■ To do:
Reproduce every line of the items below character for character, changing nothing.

■ Exercise data:
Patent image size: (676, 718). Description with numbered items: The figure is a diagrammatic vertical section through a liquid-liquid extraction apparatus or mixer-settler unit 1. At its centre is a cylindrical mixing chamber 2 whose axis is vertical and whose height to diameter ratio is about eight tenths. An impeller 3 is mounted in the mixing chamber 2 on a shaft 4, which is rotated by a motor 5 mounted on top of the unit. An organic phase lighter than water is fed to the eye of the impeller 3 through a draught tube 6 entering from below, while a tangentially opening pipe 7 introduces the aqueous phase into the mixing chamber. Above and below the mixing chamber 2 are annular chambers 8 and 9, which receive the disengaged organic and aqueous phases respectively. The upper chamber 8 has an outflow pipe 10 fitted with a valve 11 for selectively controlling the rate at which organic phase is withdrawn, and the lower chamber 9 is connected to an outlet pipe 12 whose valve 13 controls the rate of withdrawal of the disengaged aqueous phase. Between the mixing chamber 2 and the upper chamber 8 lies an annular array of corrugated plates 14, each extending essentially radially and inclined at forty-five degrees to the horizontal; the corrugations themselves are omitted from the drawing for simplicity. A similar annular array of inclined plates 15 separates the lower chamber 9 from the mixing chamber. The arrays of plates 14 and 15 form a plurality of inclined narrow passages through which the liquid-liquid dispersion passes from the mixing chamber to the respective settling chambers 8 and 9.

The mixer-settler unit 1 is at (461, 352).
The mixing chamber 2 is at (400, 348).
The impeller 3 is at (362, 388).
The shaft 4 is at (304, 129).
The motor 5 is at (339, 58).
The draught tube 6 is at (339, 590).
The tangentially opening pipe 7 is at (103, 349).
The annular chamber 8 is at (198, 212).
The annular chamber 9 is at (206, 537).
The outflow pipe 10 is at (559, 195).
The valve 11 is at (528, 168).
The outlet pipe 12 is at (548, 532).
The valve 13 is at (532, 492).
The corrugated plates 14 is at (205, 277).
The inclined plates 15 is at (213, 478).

■ Final result:
Patent image size: (676, 718). Description with numbered items: The figure is a diagrammatic vertical section through a liquid-liquid extraction apparatus or mixer-settler unit 1. At its centre is a cylindrical mixing chamber 2 whose axis is vertical and whose height to diameter ratio is about eight tenths. An impeller 3 is mounted in the mixing chamber 2 on a shaft 4, which is rotated by a motor 5 mounted on top of the unit. An organic phase lighter than water is fed to the eye of the impeller 3 through a draught tube 6 entering from below, while a tangentially opening pipe 7 introduces the aqueous phase into the mixing chamber. Above and below the mixing chamber 2 are annular chambers 8 and 9, which receive the disengaged organic and aqueous phases respectively. The upper chamber 8 has an outflow pipe 10 fitted with a valve 11 for selectively controlling the rate at which organic phase is withdrawn, and the lower chamber 9 is connected to an outlet pipe 12 whose valve 13 controls the rate of withdrawal of the disengaged aqueous phase. Between the mixing chamber 2 and the upper chamber 8 lies an annular array of corrugated plates 14, each extending essentially radially and inclined at forty-five degrees to the horizontal; the corrugations themselves are omitted from the drawing for simplicity. A similar annular array of inclined plates 15 separates the lower chamber 9 from the mixing chamber. The arrays of plates 14 and 15 form a plurality of inclined narrow passages through which the liquid-liquid dispersion passes from the mixing chamber to the respective settling chambers 8 and 9.

The mixer-settler unit 1 is at (461, 352).
The mixing chamber 2 is at (400, 348).
The impeller 3 is at (362, 388).
The shaft 4 is at (304, 129).
The motor 5 is at (339, 58).
The draught tube 6 is at (339, 590).
The tangentially opening pipe 7 is at (103, 349).
The annular chamber 8 is at (198, 212).
The annular chamber 9 is at (206, 537).
The outflow pipe 10 is at (559, 195).
The valve 11 is at (528, 168).
The outlet pipe 12 is at (548, 532).
The valve 13 is at (532, 492).
The corrugated plates 14 is at (205, 277).
The inclined plates 15 is at (213, 478).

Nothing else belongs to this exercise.